--- Start of ITEMS ---

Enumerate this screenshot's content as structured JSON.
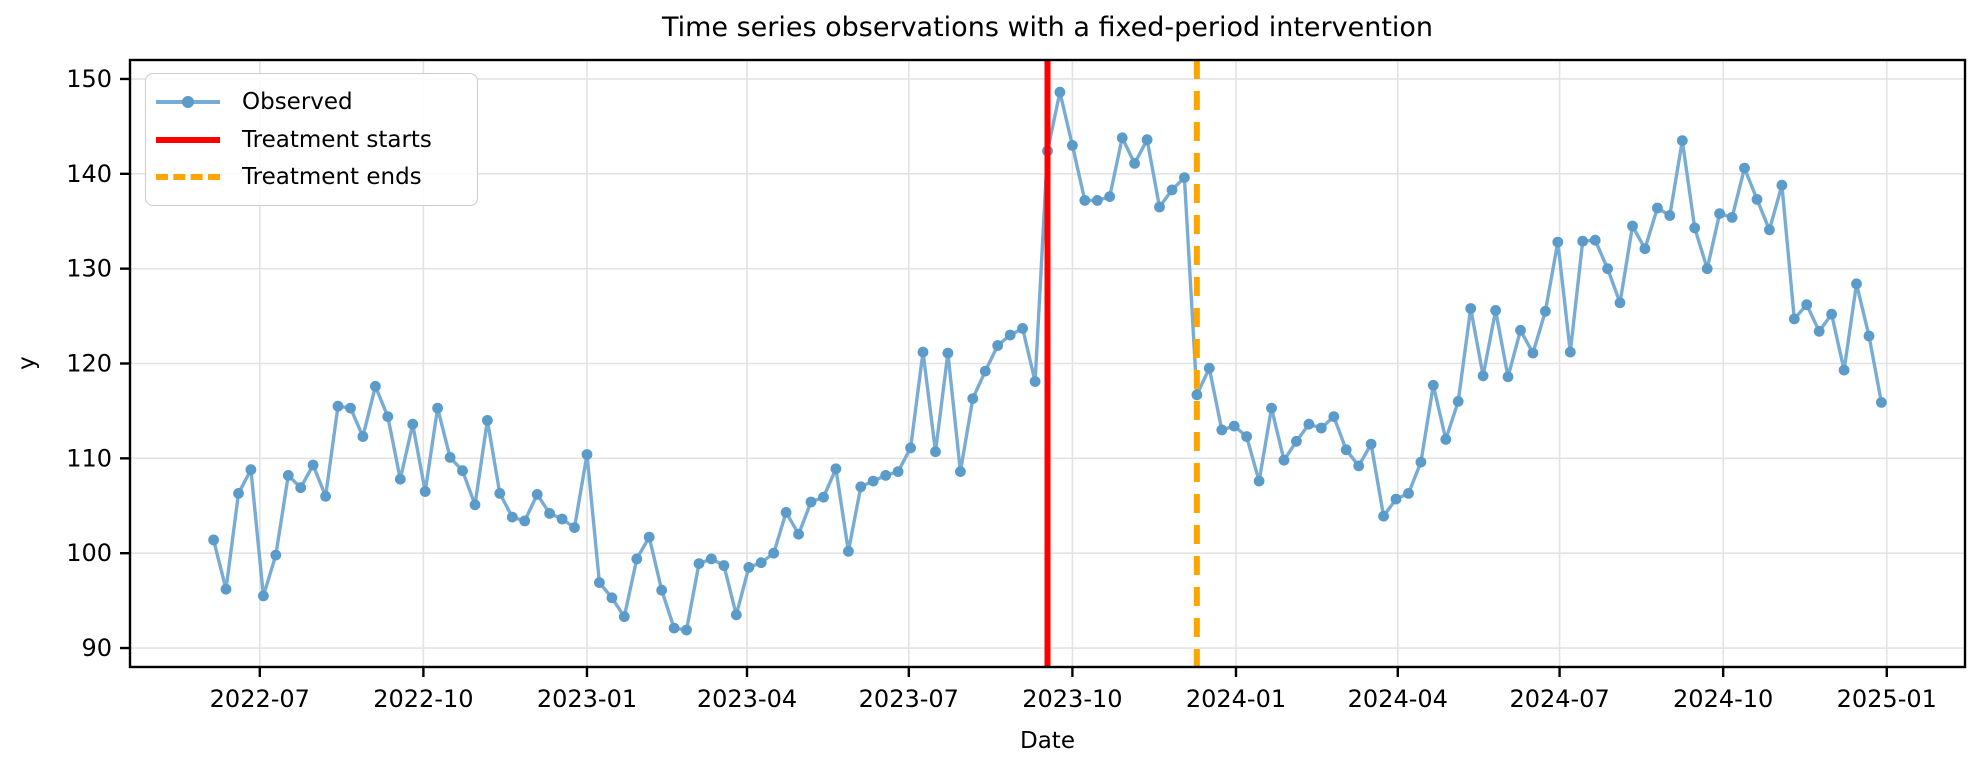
{
  "figure": {
    "title": "Time series observations with a fixed-period intervention",
    "xlabel": "Date",
    "ylabel": "y"
  },
  "legend": {
    "position": "upper left",
    "items": [
      {
        "label": "Observed",
        "swatch": "line-with-marker",
        "color": "#79acd4"
      },
      {
        "label": "Treatment starts",
        "swatch": "solid-line",
        "color": "#ff0000"
      },
      {
        "label": "Treatment ends",
        "swatch": "dashed-line",
        "color": "#ffa500"
      }
    ]
  },
  "colors": {
    "observed_line": "#79acd4",
    "observed_marker": "#5b9bc9",
    "treatment_start_line": "#ff0000",
    "treatment_end_line": "#ffa500",
    "gridline": "#e3e3e3",
    "spine": "#000000",
    "text": "#000000",
    "background": "#ffffff"
  },
  "chart_data": {
    "type": "line",
    "title": "Time series observations with a fixed-period intervention",
    "xlabel": "Date",
    "ylabel": "y",
    "grid": true,
    "legend_position": "upper left",
    "x_start_date": "2022-06-05",
    "x_freq_days": 7,
    "xlim": [
      "2022-04-19",
      "2025-02-14"
    ],
    "ylim": [
      88,
      152
    ],
    "yticks": [
      90,
      100,
      110,
      120,
      130,
      140,
      150
    ],
    "xticks": [
      {
        "date": "2022-07-01",
        "label": "2022-07"
      },
      {
        "date": "2022-10-01",
        "label": "2022-10"
      },
      {
        "date": "2023-01-01",
        "label": "2023-01"
      },
      {
        "date": "2023-04-01",
        "label": "2023-04"
      },
      {
        "date": "2023-07-01",
        "label": "2023-07"
      },
      {
        "date": "2023-10-01",
        "label": "2023-10"
      },
      {
        "date": "2024-01-01",
        "label": "2024-01"
      },
      {
        "date": "2024-04-01",
        "label": "2024-04"
      },
      {
        "date": "2024-07-01",
        "label": "2024-07"
      },
      {
        "date": "2024-10-01",
        "label": "2024-10"
      },
      {
        "date": "2025-01-01",
        "label": "2025-01"
      }
    ],
    "vlines": [
      {
        "name": "Treatment starts",
        "date": "2023-09-17",
        "color": "#ff0000",
        "style": "solid"
      },
      {
        "name": "Treatment ends",
        "date": "2023-12-10",
        "color": "#ffa500",
        "style": "dashed"
      }
    ],
    "series": [
      {
        "name": "Observed",
        "marker": "o",
        "values": [
          101.4,
          96.2,
          106.3,
          108.8,
          95.5,
          99.8,
          108.2,
          106.9,
          109.3,
          106.0,
          115.5,
          115.3,
          112.3,
          117.6,
          114.4,
          107.8,
          113.6,
          106.5,
          115.3,
          110.1,
          108.7,
          105.1,
          114.0,
          106.3,
          103.8,
          103.4,
          106.2,
          104.2,
          103.6,
          102.7,
          110.4,
          96.9,
          95.3,
          93.3,
          99.4,
          101.7,
          96.1,
          92.1,
          91.9,
          98.9,
          99.4,
          98.7,
          93.5,
          98.5,
          99.0,
          100.0,
          104.3,
          102.0,
          105.4,
          105.9,
          108.9,
          100.2,
          107.0,
          107.6,
          108.2,
          108.6,
          111.1,
          121.2,
          110.7,
          121.1,
          108.6,
          116.3,
          119.2,
          121.9,
          123.0,
          123.7,
          118.1,
          142.4,
          148.6,
          143.0,
          137.2,
          137.2,
          137.6,
          143.8,
          141.1,
          143.6,
          136.5,
          138.3,
          139.6,
          116.7,
          119.5,
          113.0,
          113.4,
          112.3,
          107.6,
          115.3,
          109.8,
          111.8,
          113.6,
          113.2,
          114.4,
          110.9,
          109.2,
          111.5,
          103.9,
          105.7,
          106.3,
          109.6,
          117.7,
          112.0,
          116.0,
          125.8,
          118.7,
          125.6,
          118.6,
          123.5,
          121.1,
          125.5,
          132.8,
          121.2,
          132.9,
          133.0,
          130.0,
          126.4,
          134.5,
          132.1,
          136.4,
          135.6,
          143.5,
          134.3,
          130.0,
          135.8,
          135.4,
          140.6,
          137.3,
          134.1,
          138.8,
          124.7,
          126.2,
          123.4,
          125.2,
          119.3,
          128.4,
          122.9,
          115.9
        ]
      }
    ]
  }
}
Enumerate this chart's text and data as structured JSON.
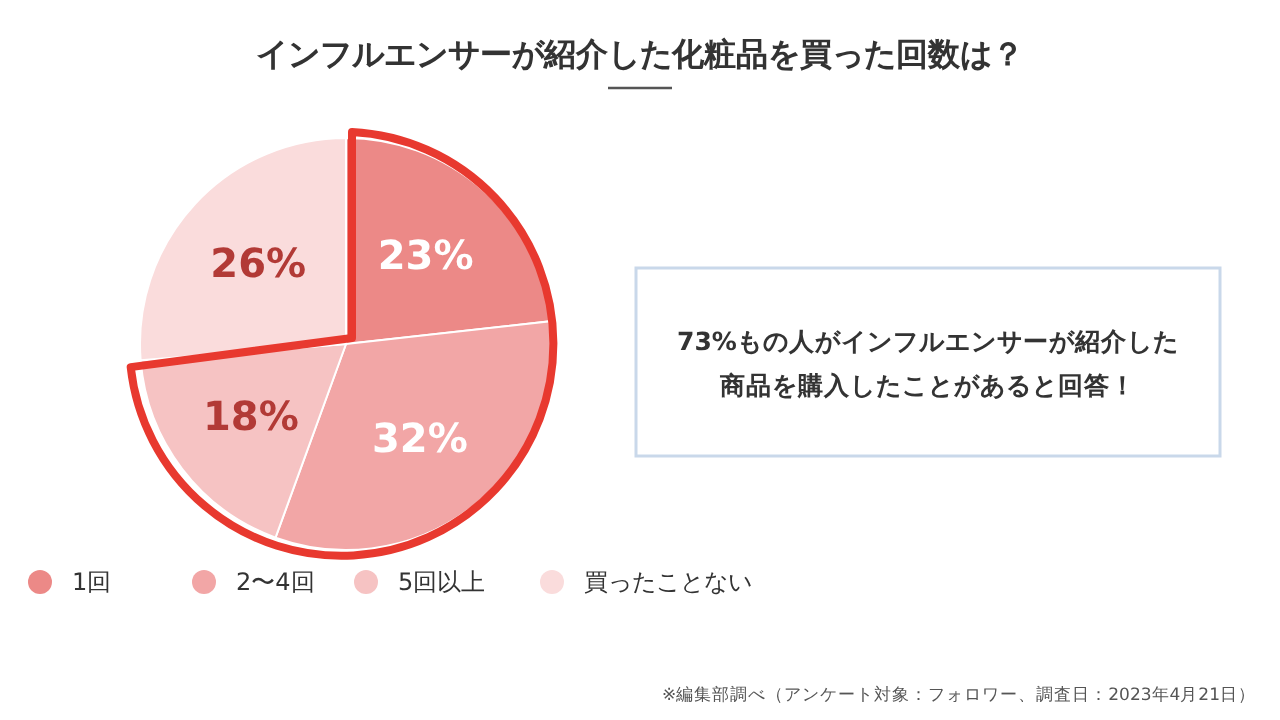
{
  "chart_data": {
    "type": "pie",
    "title": "インフルエンサーが紹介した化粧品を買った回数は？",
    "categories": [
      "1回",
      "2〜4回",
      "5回以上",
      "買ったことない"
    ],
    "values": [
      23,
      32,
      18,
      26
    ],
    "colors": [
      "#ec8987",
      "#f2a6a6",
      "#f6c3c3",
      "#fadcdc"
    ],
    "value_labels": [
      "23%",
      "32%",
      "18%",
      "26%"
    ],
    "legend": "bottom",
    "annotations": [
      "73%もの人がインフルエンサーが紹介した商品を購入したことがあると回答！",
      "※編集部調べ（アンケート対象：フォロワー、調査日：2023年4月21日）"
    ]
  }
}
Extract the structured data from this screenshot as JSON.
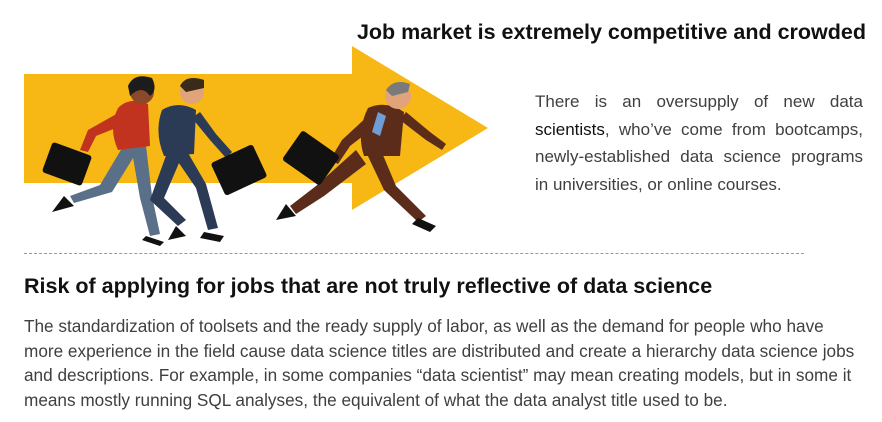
{
  "section1": {
    "title": "Job market is extremely competitive and crowded",
    "text_lead": "There is an oversupply of new data ",
    "text_highlight": "scientists",
    "text_rest": ", who’ve come from bootcamps, newly-established data science programs in universities, or online courses."
  },
  "section2": {
    "title": "Risk of applying for jobs that are not truly reflective of data science",
    "text": "The standardization of toolsets and the ready supply of labor, as well as the demand for people who have more experience in the field cause data science titles are distributed and create a hierarchy data science jobs and descriptions. For example, in some companies “data scientist” may mean creating models, but in some it means mostly running SQL analyses, the equivalent of what the data analyst title used to be."
  },
  "illustration": {
    "arrow_color": "#f7b715",
    "icon": "businesspeople-racing-arrow-icon"
  }
}
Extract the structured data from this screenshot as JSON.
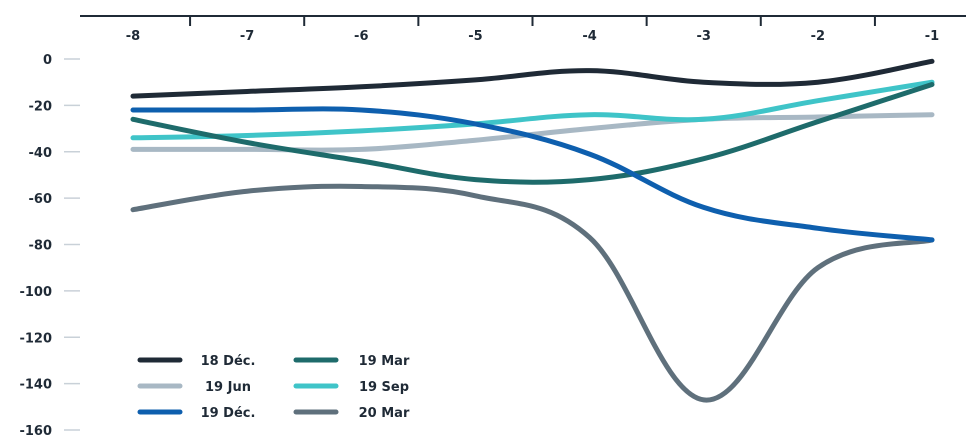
{
  "chart_data": {
    "type": "line",
    "x": [
      -8,
      -7,
      -6,
      -5,
      -4,
      -3,
      -2,
      -1
    ],
    "x_tick_labels": [
      "-8",
      "-7",
      "-6",
      "-5",
      "-4",
      "-3",
      "-2",
      "-1"
    ],
    "y_tick_labels": [
      "0",
      "-20",
      "-40",
      "-60",
      "-80",
      "-100",
      "-120",
      "-140",
      "-160"
    ],
    "y_ticks": [
      0,
      -20,
      -40,
      -60,
      -80,
      -100,
      -120,
      -140,
      -160
    ],
    "ylim": [
      -160,
      0
    ],
    "xlim": [
      -8,
      -1
    ],
    "x_axis_position": "top",
    "grid": false,
    "legend_position": "bottom-left",
    "series": [
      {
        "name": "18 Déc.",
        "color": "#1f2a36",
        "values": [
          -16,
          -14,
          -12,
          -9,
          -5,
          -10,
          -10,
          -1
        ]
      },
      {
        "name": "19 Mar",
        "color": "#1e6b6b",
        "values": [
          -26,
          -36,
          -44,
          -52,
          -52,
          -43,
          -27,
          -11
        ]
      },
      {
        "name": "19 Jun",
        "color": "#a8b8c4",
        "values": [
          -39,
          -39,
          -39,
          -35,
          -30,
          -26,
          -25,
          -24
        ]
      },
      {
        "name": "19 Sep",
        "color": "#3fc4c8",
        "values": [
          -34,
          -33,
          -31,
          -28,
          -24,
          -26,
          -18,
          -10
        ]
      },
      {
        "name": "19 Déc.",
        "color": "#0e5fae",
        "values": [
          -22,
          -22,
          -22,
          -28,
          -41,
          -64,
          -73,
          -78
        ]
      },
      {
        "name": "20 Mar",
        "color": "#5f707c",
        "values": [
          -65,
          -57,
          -55,
          -59,
          -77,
          -147,
          -90,
          -78
        ]
      }
    ]
  }
}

--- End of ITEMS ---

Tell how many lines in the material above include the word "structured", giving the number only.

4